▸ **Work required**
Return a copy of each line that holds the string "中元节日近白露".
::::
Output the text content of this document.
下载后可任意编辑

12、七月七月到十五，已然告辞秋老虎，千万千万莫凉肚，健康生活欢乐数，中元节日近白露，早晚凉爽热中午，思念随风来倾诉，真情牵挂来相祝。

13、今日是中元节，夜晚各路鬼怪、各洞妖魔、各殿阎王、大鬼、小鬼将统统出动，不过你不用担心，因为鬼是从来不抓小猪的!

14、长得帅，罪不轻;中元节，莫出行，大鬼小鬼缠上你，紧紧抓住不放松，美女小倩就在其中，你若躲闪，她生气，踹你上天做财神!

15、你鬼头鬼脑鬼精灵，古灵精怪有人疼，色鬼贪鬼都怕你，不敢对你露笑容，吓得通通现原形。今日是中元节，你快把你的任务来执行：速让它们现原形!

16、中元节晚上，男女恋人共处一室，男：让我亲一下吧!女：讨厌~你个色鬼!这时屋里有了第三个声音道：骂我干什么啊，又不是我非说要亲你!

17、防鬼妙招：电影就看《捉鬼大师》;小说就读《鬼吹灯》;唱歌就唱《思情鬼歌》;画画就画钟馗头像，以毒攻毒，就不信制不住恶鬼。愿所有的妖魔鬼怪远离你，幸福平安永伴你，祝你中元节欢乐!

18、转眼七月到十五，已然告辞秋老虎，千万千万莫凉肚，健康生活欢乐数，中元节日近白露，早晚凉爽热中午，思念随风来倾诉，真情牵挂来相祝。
::::
▸ **The completed task**
12、七月七月到十五，已然告辞秋老虎，千万千万莫凉肚，健康生活欢乐数，中元节日近白露，早晚凉爽热中午，思念随风来倾诉，真情牵挂来相祝。
18、转眼七月到十五，已然告辞秋老虎，千万千万莫凉肚，健康生活欢乐数，中元节日近白露，早晚凉爽热中午，思念随风来倾诉，真情牵挂来相祝。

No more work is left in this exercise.